[What is expected]:
Extract every line that includes the string "wakeup".

[Information given]:
= = = = = = =

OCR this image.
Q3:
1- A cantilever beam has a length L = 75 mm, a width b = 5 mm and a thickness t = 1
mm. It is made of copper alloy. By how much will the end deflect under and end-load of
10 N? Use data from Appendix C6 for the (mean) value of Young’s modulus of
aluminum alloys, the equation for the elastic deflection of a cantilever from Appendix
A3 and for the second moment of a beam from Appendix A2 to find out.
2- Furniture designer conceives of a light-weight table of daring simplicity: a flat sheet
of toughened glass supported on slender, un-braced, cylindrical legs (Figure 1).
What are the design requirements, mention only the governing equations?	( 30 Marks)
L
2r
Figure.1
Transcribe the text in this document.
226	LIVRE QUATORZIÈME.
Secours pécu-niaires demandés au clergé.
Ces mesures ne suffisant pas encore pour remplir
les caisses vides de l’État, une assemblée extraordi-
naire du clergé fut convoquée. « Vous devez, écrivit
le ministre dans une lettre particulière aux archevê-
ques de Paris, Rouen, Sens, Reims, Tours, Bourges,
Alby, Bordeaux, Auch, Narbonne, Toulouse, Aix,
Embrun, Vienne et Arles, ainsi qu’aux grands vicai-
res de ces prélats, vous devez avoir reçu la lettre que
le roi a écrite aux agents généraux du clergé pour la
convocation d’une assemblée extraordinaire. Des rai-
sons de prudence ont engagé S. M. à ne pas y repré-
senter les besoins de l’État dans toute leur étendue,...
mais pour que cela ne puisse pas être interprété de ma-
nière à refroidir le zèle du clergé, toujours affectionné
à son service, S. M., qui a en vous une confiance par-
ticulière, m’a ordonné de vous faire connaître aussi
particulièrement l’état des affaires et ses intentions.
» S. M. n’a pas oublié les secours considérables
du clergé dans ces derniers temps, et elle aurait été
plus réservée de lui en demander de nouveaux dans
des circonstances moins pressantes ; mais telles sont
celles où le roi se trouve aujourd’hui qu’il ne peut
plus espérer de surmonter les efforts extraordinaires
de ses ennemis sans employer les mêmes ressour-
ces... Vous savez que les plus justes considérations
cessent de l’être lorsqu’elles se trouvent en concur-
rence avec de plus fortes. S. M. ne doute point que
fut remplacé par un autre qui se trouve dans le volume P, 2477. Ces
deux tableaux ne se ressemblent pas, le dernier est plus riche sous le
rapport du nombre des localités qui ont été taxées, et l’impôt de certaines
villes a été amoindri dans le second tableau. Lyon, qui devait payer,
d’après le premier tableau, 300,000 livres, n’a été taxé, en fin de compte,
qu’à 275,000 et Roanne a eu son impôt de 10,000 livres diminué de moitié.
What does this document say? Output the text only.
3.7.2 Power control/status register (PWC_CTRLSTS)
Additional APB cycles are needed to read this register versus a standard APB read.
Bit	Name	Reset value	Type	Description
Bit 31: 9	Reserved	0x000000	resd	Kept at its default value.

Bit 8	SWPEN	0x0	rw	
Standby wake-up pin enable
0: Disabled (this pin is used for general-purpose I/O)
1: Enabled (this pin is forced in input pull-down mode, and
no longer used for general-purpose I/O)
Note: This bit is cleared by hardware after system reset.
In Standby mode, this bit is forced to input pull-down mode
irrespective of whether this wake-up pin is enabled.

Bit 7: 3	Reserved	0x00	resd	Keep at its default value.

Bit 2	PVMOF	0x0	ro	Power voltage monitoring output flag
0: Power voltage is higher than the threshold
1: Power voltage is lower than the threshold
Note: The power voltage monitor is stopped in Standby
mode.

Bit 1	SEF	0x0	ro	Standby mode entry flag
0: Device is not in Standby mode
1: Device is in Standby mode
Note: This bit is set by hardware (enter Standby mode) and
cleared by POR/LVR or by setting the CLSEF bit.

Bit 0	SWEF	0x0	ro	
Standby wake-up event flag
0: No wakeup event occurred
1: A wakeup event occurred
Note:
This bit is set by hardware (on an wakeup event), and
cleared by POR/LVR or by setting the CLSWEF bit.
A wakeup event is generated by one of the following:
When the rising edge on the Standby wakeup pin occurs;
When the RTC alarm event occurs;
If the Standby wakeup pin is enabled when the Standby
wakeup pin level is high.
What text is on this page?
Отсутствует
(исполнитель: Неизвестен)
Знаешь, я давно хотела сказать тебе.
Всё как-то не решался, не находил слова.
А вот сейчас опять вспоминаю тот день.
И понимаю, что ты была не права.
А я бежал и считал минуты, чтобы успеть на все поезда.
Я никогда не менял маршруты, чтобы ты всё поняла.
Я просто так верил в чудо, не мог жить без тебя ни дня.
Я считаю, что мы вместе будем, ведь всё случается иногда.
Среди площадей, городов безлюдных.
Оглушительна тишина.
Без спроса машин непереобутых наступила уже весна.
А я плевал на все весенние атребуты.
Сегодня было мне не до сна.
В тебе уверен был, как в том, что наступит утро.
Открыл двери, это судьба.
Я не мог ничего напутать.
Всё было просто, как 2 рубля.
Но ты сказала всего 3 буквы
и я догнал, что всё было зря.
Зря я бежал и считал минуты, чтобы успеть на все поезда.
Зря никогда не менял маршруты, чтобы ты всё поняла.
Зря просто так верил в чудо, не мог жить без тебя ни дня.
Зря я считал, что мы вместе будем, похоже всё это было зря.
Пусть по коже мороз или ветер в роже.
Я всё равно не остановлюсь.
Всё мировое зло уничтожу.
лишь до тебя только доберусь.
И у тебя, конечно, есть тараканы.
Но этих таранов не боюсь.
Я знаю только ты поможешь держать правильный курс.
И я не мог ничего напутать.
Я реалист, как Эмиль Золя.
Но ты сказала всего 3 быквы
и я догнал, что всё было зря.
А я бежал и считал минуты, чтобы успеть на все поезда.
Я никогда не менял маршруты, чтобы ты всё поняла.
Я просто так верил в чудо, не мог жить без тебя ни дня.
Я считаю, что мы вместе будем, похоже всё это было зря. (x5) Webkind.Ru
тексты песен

= = = = = = =

[Task solution]:
0: No wakeup event occurred
1: A wakeup event occurred
This bit is set by hardware (on an wakeup event), and
A wakeup event is generated by one of the following:
When the rising edge on the Standby wakeup pin occurs;
If the Standby wakeup pin is enabled when the Standby
wakeup pin level is high.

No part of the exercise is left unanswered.